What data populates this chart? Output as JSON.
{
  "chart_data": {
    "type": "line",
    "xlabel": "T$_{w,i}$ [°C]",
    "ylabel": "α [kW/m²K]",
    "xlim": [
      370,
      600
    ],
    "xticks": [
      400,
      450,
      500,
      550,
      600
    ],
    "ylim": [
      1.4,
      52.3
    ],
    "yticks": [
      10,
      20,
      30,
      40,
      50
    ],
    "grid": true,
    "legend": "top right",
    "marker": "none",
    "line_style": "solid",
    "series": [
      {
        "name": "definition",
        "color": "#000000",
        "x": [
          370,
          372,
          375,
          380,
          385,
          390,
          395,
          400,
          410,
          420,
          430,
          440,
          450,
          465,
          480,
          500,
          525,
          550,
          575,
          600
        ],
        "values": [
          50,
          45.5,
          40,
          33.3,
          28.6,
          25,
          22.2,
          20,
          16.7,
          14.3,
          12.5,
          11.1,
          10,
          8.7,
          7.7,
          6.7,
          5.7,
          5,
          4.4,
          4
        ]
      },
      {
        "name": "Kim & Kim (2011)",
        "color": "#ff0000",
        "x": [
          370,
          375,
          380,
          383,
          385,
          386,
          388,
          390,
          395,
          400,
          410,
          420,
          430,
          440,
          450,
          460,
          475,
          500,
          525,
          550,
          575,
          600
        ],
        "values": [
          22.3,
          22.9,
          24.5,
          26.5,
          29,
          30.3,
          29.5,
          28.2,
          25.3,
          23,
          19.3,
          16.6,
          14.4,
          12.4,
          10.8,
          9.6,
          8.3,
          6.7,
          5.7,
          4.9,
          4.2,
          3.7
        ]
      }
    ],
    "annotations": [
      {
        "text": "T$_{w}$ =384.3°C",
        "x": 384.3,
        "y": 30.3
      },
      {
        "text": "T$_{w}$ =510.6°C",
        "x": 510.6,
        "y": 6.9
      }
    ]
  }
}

▸ WRITTEN PROBLEM
Please set down all the data word for word.

▸ OUTPUT FOR THIS TASK
What data populates this chart? Output as JSON.
{
  "chart_data": {
    "type": "line",
    "xlabel": "T$_{w,i}$ [°C]",
    "ylabel": "α [kW/m²K]",
    "xlim": [
      370,
      600
    ],
    "xticks": [
      400,
      450,
      500,
      550,
      600
    ],
    "ylim": [
      1.4,
      52.3
    ],
    "yticks": [
      10,
      20,
      30,
      40,
      50
    ],
    "grid": true,
    "legend": "top right",
    "marker": "none",
    "line_style": "solid",
    "series": [
      {
        "name": "definition",
        "color": "#000000",
        "x": [
          370,
          372,
          375,
          380,
          385,
          390,
          395,
          400,
          410,
          420,
          430,
          440,
          450,
          465,
          480,
          500,
          525,
          550,
          575,
          600
        ],
        "values": [
          50,
          45.5,
          40,
          33.3,
          28.6,
          25,
          22.2,
          20,
          16.7,
          14.3,
          12.5,
          11.1,
          10,
          8.7,
          7.7,
          6.7,
          5.7,
          5,
          4.4,
          4
        ]
      },
      {
        "name": "Kim & Kim (2011)",
        "color": "#ff0000",
        "x": [
          370,
          375,
          380,
          383,
          385,
          386,
          388,
          390,
          395,
          400,
          410,
          420,
          430,
          440,
          450,
          460,
          475,
          500,
          525,
          550,
          575,
          600
        ],
        "values": [
          22.3,
          22.9,
          24.5,
          26.5,
          29,
          30.3,
          29.5,
          28.2,
          25.3,
          23,
          19.3,
          16.6,
          14.4,
          12.4,
          10.8,
          9.6,
          8.3,
          6.7,
          5.7,
          4.9,
          4.2,
          3.7
        ]
      }
    ],
    "annotations": [
      {
        "text": "T$_{w}$ =384.3°C",
        "x": 384.3,
        "y": 30.3
      },
      {
        "text": "T$_{w}$ =510.6°C",
        "x": 510.6,
        "y": 6.9
      }
    ]
  }
}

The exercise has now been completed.